Recorded data
----------

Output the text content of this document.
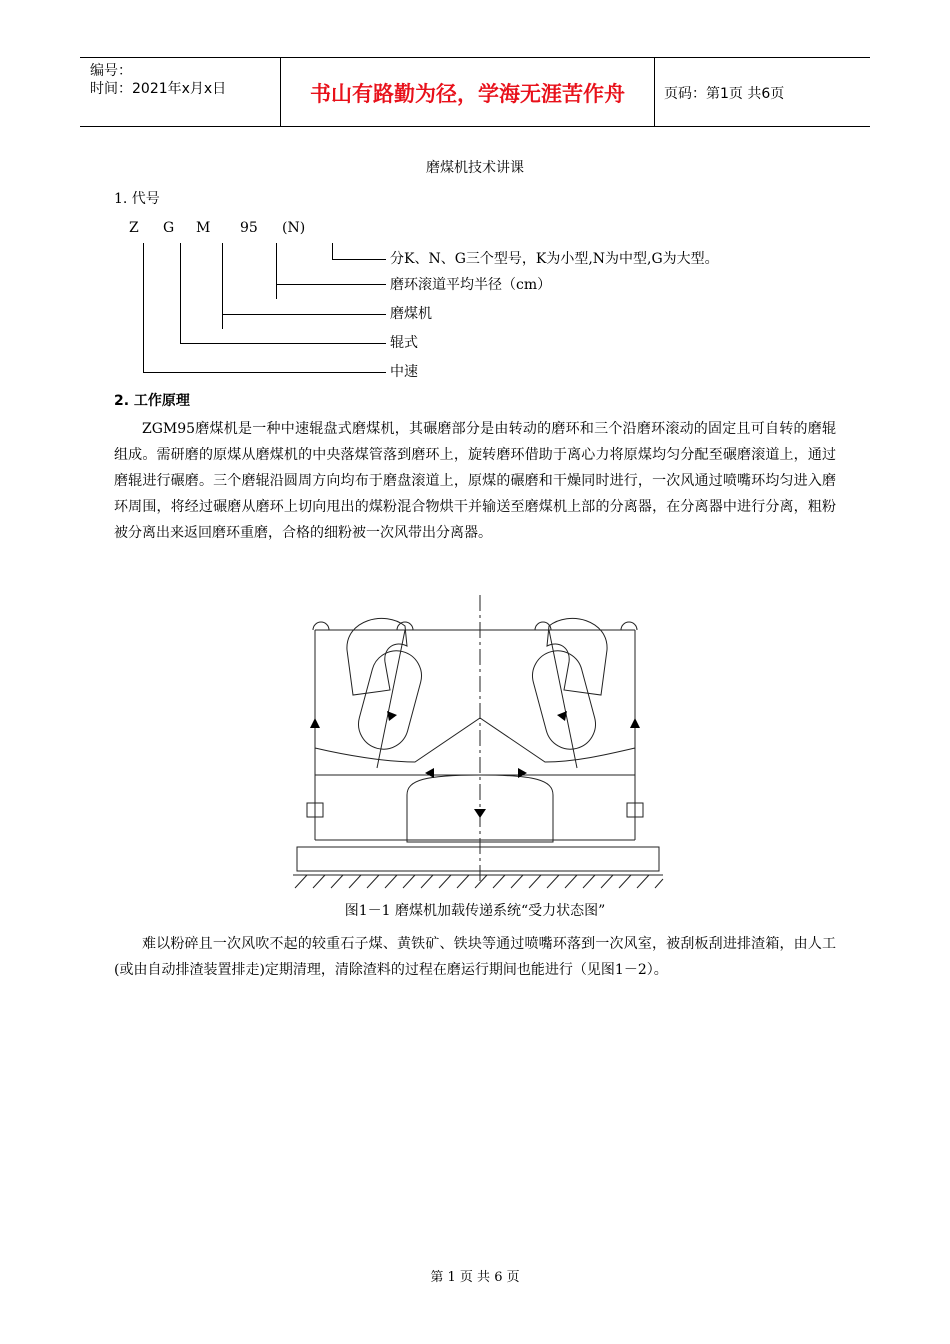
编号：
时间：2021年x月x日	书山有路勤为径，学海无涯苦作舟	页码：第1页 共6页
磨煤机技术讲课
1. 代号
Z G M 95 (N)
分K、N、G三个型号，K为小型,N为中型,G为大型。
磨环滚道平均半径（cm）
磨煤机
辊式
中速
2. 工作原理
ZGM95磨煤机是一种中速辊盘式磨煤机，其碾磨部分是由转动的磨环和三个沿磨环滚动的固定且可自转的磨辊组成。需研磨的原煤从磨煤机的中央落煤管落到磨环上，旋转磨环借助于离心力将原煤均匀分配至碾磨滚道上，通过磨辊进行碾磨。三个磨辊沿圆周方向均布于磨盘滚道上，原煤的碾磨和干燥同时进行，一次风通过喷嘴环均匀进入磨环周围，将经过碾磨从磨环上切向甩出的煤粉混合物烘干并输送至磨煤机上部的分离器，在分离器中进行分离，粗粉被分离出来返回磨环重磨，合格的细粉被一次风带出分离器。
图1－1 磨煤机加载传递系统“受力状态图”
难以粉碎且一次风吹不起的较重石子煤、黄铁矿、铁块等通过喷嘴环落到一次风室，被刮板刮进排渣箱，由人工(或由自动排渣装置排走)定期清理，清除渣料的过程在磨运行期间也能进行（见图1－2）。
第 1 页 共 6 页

----------

▶ WRITTEN EXERCISE:
Give an exact reproduction of every line, leaving out any picture.

▶ TASK RESPONSE:
Output the text content of this document.
编号：
时间：2021年x月x日	书山有路勤为径，学海无涯苦作舟	页码：第1页 共6页
磨煤机技术讲课
1. 代号
Z G M 95 (N)
分K、N、G三个型号，K为小型,N为中型,G为大型。
磨环滚道平均半径（cm）
磨煤机
辊式
中速
2. 工作原理
ZGM95磨煤机是一种中速辊盘式磨煤机，其碾磨部分是由转动的磨环和三个沿磨环滚动的固定且可自转的磨辊组成。需研磨的原煤从磨煤机的中央落煤管落到磨环上，旋转磨环借助于离心力将原煤均匀分配至碾磨滚道上，通过磨辊进行碾磨。三个磨辊沿圆周方向均布于磨盘滚道上，原煤的碾磨和干燥同时进行，一次风通过喷嘴环均匀进入磨环周围，将经过碾磨从磨环上切向甩出的煤粉混合物烘干并输送至磨煤机上部的分离器，在分离器中进行分离，粗粉被分离出来返回磨环重磨，合格的细粉被一次风带出分离器。
图1－1 磨煤机加载传递系统“受力状态图”
难以粉碎且一次风吹不起的较重石子煤、黄铁矿、铁块等通过喷嘴环落到一次风室，被刮板刮进排渣箱，由人工(或由自动排渣装置排走)定期清理，清除渣料的过程在磨运行期间也能进行（见图1－2）。
第 1 页 共 6 页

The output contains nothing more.